**GIVEN TASK:**
Every line that holds the string "Geai" is to be identified and copied.
-- start of EXERCISE INPUTS --
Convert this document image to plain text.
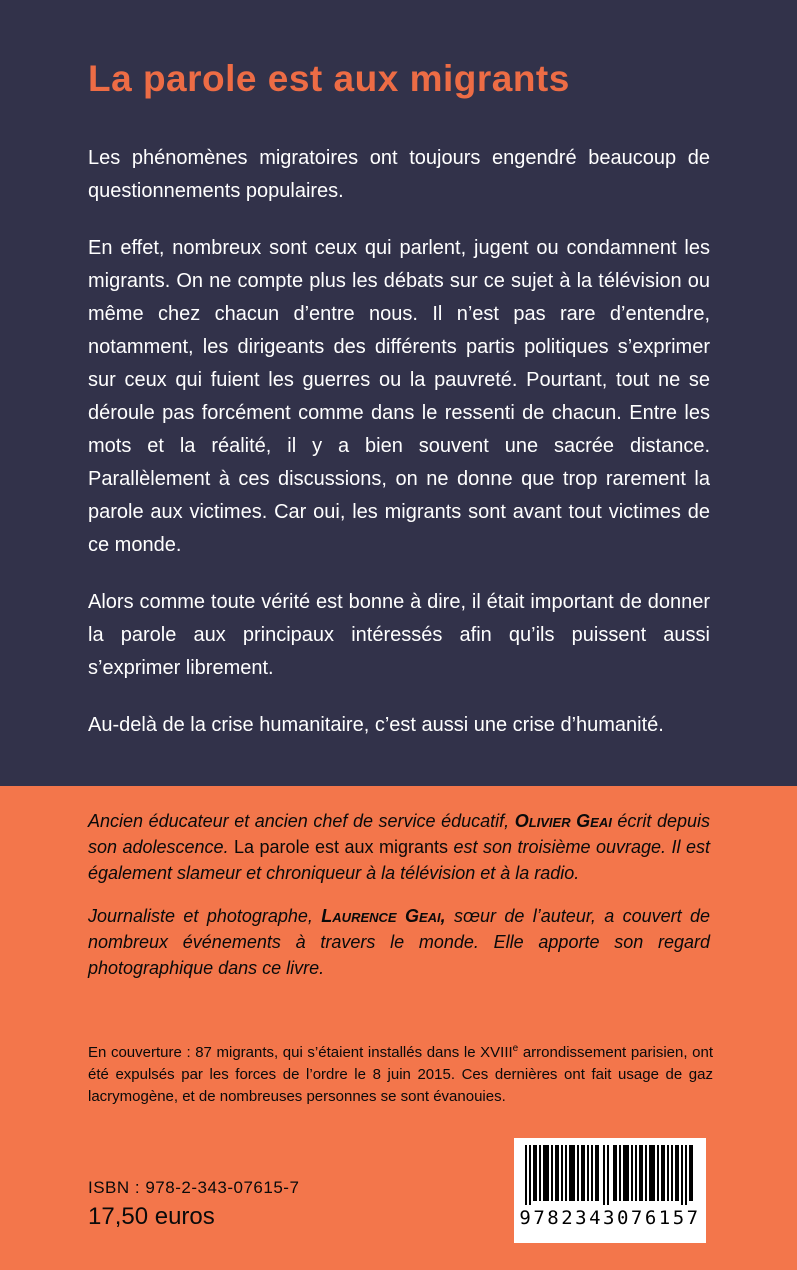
La parole est aux migrants

Les phénomènes migratoires ont toujours engendré beaucoup de questionnements populaires.

En effet, nombreux sont ceux qui parlent, jugent ou condamnent les migrants. On ne compte plus les débats sur ce sujet à la télévision ou même chez chacun d’entre nous. Il n’est pas rare d’entendre, notamment, les dirigeants des différents partis politiques s’exprimer sur ceux qui fuient les guerres ou la pauvreté. Pourtant, tout ne se déroule pas forcément comme dans le ressenti de chacun. Entre les mots et la réalité, il y a bien souvent une sacrée distance. Parallèlement à ces discussions, on ne donne que trop rarement la parole aux victimes. Car oui, les migrants sont avant tout victimes de ce monde.

Alors comme toute vérité est bonne à dire, il était important de donner la parole aux principaux intéressés afin qu’ils puissent aussi s’exprimer librement.

Au-delà de la crise humanitaire, c’est aussi une crise d’humanité.

Ancien éducateur et ancien chef de service éducatif, Olivier Geai écrit depuis son adolescence. La parole est aux migrants est son troisième ouvrage. Il est également slameur et chroniqueur à la télévision et à la radio.

Journaliste et photographe, Laurence Geai, sœur de l’auteur, a couvert de nombreux événements à travers le monde. Elle apporte son regard photographique dans ce livre.

En couverture : 87 migrants, qui s’étaient installés dans le XVIIIe arrondissement parisien, ont été expulsés par les forces de l’ordre le 8 juin 2015. Ces dernières ont fait usage de gaz lacrymogène, et de nombreuses personnes se sont évanouies.
ISBN : 978-2-343-07615-7
17,50 euros	9782343076157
-- end of EXERCISE INPUTS --
**RESPONSE FOR THIS EXERCISE:**
Ancien éducateur et ancien chef de service éducatif, Olivier Geai écrit depuis son adolescence. La parole est aux migrants est son troisième ouvrage. Il est également slameur et chroniqueur à la télévision et à la radio.
Journaliste et photographe, Laurence Geai, sœur de l’auteur, a couvert de nombreux événements à travers le monde. Elle apporte son regard photographique dans ce livre.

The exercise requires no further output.